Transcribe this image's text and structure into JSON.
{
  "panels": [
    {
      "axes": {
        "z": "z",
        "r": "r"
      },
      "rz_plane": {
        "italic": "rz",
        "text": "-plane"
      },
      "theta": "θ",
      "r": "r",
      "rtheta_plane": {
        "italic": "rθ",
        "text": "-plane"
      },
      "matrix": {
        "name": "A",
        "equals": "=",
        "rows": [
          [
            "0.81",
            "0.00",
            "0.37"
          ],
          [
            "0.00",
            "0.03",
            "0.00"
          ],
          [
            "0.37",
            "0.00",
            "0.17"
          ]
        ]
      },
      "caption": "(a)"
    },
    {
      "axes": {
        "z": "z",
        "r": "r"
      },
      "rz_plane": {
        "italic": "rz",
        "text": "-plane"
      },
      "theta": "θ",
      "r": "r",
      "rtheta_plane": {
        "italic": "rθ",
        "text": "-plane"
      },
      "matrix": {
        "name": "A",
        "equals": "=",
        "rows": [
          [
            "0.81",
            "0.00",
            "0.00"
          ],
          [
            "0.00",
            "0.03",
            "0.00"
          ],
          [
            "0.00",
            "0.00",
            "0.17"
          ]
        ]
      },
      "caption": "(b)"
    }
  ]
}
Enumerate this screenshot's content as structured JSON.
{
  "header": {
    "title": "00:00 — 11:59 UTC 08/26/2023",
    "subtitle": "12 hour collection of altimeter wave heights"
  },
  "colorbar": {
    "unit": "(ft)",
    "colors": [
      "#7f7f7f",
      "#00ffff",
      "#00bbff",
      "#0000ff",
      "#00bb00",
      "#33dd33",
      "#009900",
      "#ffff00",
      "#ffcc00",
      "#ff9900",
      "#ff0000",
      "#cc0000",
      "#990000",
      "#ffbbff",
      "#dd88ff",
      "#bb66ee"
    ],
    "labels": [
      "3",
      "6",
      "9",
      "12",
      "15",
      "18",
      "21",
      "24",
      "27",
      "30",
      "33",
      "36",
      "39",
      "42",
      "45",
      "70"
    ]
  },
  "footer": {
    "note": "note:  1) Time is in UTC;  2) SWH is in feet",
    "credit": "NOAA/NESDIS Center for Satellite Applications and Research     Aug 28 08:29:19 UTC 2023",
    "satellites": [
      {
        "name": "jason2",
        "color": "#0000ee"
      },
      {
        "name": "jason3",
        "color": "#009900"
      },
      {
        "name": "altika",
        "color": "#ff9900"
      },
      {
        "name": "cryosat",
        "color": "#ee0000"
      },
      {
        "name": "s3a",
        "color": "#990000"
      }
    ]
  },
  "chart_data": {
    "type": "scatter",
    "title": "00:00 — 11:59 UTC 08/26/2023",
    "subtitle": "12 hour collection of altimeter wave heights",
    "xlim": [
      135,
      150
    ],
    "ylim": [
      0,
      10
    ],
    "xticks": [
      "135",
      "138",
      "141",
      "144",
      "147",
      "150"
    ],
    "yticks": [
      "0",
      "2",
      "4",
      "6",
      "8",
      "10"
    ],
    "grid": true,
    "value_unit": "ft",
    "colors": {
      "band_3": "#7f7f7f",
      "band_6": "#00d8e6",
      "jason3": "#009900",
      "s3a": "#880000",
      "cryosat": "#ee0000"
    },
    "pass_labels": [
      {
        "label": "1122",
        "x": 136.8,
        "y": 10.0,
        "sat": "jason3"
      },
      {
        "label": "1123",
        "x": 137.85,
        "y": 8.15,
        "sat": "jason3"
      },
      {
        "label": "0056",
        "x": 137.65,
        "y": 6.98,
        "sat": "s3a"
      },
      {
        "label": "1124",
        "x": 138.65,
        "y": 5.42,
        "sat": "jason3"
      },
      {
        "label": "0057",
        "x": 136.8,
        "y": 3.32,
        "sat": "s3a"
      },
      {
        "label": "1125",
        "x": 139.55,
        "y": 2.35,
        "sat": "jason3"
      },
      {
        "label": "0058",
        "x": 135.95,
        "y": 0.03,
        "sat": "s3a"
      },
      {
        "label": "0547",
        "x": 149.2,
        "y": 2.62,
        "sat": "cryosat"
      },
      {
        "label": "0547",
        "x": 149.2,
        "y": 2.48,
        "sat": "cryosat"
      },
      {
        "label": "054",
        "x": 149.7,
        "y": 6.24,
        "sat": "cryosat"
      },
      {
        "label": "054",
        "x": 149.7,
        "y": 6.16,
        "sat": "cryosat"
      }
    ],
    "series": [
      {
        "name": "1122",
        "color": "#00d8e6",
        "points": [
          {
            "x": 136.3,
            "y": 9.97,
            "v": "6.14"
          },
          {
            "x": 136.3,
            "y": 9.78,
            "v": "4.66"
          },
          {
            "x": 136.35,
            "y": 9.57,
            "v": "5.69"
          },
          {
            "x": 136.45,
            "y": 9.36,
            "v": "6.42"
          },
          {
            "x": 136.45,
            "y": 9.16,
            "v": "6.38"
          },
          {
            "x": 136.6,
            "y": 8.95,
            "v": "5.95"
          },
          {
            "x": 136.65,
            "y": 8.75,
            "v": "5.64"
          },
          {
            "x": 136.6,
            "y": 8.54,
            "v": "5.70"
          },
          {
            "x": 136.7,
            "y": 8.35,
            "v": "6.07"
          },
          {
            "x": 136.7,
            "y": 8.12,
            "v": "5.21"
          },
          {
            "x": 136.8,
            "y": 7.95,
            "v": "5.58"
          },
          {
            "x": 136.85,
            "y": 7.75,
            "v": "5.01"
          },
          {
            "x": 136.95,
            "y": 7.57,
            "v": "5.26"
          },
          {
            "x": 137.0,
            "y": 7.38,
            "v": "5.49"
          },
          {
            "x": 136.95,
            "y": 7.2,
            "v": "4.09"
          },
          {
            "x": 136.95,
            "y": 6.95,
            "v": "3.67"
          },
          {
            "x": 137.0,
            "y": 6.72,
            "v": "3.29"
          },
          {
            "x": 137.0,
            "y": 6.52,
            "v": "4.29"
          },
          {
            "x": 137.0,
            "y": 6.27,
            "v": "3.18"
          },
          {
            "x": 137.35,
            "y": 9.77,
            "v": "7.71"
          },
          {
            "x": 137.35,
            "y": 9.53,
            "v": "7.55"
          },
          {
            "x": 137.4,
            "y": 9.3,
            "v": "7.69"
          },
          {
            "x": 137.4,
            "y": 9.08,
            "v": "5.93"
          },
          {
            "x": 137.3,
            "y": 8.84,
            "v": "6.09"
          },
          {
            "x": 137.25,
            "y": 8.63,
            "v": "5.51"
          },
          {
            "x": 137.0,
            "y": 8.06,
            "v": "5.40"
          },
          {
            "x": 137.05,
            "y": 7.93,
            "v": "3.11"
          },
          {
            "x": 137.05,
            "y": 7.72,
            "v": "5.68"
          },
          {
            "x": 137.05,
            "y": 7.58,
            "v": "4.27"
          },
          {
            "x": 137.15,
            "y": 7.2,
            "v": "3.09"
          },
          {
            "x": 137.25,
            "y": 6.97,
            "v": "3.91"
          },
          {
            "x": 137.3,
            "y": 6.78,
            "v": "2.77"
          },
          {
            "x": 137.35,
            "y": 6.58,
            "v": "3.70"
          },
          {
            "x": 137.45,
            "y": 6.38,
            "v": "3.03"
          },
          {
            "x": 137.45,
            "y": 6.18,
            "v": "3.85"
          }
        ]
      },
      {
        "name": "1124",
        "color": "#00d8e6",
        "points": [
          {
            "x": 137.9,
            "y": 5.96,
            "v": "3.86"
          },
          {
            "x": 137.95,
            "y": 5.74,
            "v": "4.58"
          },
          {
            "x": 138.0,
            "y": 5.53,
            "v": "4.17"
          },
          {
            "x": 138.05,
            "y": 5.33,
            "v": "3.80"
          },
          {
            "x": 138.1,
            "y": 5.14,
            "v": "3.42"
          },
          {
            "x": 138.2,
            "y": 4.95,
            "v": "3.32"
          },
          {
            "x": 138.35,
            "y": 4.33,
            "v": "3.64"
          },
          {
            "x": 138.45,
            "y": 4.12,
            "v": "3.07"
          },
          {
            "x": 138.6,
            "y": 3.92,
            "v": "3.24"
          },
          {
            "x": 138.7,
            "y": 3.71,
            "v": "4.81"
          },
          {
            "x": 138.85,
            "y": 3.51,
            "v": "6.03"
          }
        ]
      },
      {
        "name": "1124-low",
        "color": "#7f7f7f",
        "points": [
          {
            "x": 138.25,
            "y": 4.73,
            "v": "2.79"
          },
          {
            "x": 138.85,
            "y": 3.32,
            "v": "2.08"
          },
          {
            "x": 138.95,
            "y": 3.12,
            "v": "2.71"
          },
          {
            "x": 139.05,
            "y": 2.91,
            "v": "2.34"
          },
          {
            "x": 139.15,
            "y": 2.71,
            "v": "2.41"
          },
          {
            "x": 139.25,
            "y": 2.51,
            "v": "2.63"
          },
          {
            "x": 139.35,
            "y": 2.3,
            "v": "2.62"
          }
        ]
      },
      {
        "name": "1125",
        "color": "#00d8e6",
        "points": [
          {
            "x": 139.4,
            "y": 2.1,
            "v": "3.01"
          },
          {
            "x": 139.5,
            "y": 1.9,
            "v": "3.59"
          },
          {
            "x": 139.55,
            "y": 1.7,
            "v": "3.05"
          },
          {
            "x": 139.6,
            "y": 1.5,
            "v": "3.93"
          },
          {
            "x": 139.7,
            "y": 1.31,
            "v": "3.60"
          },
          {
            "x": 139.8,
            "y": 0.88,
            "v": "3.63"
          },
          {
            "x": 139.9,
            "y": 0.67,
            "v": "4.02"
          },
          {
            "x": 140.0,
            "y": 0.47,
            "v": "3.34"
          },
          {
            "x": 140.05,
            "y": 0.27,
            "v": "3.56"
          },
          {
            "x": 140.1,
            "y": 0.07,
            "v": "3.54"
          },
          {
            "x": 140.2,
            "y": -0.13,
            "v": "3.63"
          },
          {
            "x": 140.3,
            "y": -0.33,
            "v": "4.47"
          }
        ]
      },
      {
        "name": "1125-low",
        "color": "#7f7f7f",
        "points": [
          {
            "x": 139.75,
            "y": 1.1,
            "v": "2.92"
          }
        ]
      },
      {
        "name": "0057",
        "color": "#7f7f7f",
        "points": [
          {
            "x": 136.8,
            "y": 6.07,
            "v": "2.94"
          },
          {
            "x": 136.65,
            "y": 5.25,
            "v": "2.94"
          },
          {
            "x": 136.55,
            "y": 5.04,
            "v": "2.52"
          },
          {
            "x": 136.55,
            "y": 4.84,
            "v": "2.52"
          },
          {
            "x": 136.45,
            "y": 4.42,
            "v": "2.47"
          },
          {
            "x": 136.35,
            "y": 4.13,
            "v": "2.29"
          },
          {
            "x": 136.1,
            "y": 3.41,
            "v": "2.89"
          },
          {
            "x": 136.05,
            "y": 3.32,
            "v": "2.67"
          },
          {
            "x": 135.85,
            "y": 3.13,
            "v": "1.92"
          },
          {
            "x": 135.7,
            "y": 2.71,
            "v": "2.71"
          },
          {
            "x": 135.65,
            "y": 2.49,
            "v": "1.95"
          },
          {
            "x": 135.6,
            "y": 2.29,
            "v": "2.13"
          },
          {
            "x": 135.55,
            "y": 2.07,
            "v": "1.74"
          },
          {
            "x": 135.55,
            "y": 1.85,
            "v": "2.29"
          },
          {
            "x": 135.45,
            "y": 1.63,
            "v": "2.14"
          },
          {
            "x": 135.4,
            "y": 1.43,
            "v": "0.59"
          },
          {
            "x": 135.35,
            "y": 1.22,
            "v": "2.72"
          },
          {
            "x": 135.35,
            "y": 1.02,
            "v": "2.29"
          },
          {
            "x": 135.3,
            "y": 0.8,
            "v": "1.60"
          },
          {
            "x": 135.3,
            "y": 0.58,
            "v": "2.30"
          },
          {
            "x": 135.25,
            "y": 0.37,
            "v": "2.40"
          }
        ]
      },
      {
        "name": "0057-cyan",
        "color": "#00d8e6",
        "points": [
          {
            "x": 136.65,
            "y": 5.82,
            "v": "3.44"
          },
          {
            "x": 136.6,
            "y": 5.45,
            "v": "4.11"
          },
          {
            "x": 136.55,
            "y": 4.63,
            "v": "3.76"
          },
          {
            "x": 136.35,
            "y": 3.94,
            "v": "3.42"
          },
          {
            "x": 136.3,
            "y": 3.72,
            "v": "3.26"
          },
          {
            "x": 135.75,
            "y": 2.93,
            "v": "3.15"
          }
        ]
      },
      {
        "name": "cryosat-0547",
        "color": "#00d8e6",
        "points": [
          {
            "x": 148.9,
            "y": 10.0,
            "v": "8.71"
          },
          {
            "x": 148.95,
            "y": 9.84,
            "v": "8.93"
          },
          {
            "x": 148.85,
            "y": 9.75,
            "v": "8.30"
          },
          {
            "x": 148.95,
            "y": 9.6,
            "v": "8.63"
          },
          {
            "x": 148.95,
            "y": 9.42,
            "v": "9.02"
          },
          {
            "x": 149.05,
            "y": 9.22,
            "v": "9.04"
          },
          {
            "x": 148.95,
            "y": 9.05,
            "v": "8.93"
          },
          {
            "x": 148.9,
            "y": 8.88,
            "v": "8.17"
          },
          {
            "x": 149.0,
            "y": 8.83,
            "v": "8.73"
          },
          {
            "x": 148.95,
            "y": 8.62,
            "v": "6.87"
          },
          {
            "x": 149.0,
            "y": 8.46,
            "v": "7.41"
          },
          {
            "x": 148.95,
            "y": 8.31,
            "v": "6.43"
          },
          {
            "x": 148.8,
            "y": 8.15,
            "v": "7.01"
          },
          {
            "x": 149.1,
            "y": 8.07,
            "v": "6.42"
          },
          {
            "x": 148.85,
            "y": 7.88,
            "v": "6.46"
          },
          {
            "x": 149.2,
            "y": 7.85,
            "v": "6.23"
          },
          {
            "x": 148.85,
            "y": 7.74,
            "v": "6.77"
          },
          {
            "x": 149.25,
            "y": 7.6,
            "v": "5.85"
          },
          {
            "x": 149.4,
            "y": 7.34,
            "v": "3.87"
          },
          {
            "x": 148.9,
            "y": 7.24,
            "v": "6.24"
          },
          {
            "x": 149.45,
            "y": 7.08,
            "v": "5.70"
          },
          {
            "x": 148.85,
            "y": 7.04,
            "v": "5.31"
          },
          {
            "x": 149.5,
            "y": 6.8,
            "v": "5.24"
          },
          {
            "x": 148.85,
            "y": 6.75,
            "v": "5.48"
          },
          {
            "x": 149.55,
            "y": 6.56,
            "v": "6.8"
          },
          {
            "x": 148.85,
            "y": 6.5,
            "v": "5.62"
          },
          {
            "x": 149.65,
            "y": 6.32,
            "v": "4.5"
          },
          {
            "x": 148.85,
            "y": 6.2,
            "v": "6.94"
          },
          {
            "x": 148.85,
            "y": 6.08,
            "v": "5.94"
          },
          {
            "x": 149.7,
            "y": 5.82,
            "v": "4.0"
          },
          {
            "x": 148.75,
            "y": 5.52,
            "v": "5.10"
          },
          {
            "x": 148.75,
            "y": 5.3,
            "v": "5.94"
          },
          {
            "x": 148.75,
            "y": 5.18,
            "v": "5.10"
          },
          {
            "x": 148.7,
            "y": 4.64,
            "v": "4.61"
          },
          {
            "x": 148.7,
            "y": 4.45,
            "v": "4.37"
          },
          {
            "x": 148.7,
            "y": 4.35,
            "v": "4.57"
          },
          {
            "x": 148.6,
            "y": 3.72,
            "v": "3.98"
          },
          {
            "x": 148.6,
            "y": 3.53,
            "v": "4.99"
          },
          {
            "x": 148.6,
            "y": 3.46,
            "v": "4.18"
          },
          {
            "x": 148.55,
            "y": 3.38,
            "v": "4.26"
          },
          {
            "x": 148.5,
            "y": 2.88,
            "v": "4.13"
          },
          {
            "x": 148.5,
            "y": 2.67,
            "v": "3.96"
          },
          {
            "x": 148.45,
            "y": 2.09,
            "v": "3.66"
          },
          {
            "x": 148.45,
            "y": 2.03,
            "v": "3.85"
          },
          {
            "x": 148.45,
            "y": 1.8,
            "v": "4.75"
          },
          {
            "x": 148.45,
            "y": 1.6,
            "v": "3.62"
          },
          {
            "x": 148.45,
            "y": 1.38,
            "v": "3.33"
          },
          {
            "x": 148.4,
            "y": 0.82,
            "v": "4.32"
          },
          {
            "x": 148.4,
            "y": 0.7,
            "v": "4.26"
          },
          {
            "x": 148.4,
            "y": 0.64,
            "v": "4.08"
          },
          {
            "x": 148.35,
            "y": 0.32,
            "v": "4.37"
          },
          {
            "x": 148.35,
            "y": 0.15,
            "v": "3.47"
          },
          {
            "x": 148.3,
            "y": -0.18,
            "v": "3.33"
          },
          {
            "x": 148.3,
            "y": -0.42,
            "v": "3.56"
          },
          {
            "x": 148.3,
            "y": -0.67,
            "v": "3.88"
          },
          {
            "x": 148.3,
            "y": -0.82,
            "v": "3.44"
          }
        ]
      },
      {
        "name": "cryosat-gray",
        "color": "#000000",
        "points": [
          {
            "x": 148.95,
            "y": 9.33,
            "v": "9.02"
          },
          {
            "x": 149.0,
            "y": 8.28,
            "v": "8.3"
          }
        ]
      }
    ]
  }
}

The request — Go through the lines above. Select every one that has the string "JSON".

Solution below —
Transcribe this image's text and structure into JSON.
Enumerate this screenshot's content as structured JSON.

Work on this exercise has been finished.